• **EXERCISE GOAL**: Look through the listing below and give the number of lines that hold "this". Say nothing more.

BEGIN DATA SHOWN

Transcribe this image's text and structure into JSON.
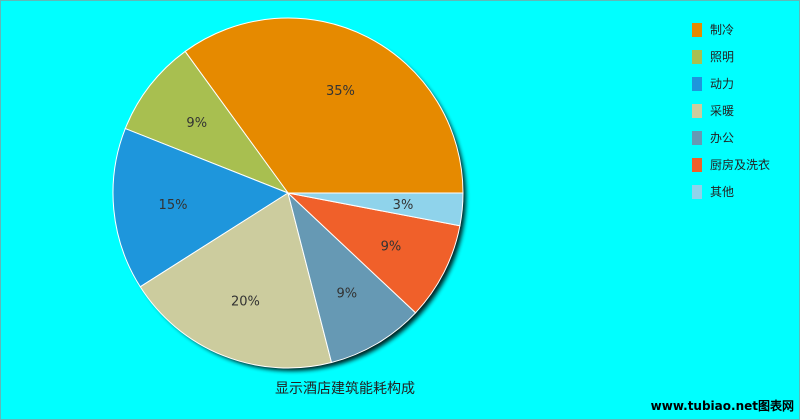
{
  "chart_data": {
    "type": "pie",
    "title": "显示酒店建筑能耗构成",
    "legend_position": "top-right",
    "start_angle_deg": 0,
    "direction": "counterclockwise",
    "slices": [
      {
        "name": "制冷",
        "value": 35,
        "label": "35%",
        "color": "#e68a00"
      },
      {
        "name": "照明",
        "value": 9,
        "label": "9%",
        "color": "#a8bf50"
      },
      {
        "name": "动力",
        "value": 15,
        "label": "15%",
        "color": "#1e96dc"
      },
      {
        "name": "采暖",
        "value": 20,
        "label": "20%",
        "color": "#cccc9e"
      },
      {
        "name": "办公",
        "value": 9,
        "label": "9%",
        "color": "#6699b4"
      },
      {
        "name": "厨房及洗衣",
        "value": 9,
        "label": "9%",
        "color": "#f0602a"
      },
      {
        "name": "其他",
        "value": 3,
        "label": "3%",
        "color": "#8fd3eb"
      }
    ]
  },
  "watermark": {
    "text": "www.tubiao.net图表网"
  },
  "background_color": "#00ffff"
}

END DATA SHOWN
BEGIN DATA SHOWN

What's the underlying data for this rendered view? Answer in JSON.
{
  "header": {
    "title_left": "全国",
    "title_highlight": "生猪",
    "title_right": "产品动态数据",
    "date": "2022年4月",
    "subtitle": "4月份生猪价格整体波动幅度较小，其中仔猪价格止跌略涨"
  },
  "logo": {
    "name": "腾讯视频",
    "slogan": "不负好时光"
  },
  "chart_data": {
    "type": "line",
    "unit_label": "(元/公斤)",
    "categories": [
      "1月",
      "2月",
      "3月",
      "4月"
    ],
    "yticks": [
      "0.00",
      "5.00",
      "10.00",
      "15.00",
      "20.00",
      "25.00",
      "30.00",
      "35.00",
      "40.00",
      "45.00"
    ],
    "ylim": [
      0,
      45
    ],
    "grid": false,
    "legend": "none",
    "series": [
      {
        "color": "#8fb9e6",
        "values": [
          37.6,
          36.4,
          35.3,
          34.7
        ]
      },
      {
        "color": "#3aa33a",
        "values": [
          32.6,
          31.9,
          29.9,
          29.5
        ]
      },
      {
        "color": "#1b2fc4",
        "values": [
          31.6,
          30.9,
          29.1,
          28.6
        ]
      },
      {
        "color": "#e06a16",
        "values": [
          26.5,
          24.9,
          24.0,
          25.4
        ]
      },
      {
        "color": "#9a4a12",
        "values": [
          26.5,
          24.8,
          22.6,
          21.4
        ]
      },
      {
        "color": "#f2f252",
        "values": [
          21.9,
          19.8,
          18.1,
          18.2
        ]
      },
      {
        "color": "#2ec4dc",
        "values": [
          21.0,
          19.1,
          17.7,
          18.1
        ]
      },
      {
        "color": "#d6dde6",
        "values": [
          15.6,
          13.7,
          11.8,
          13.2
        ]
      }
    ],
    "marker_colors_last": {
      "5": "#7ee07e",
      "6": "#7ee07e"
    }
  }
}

END DATA SHOWN

• **EXPECTED OUTPUT**: 2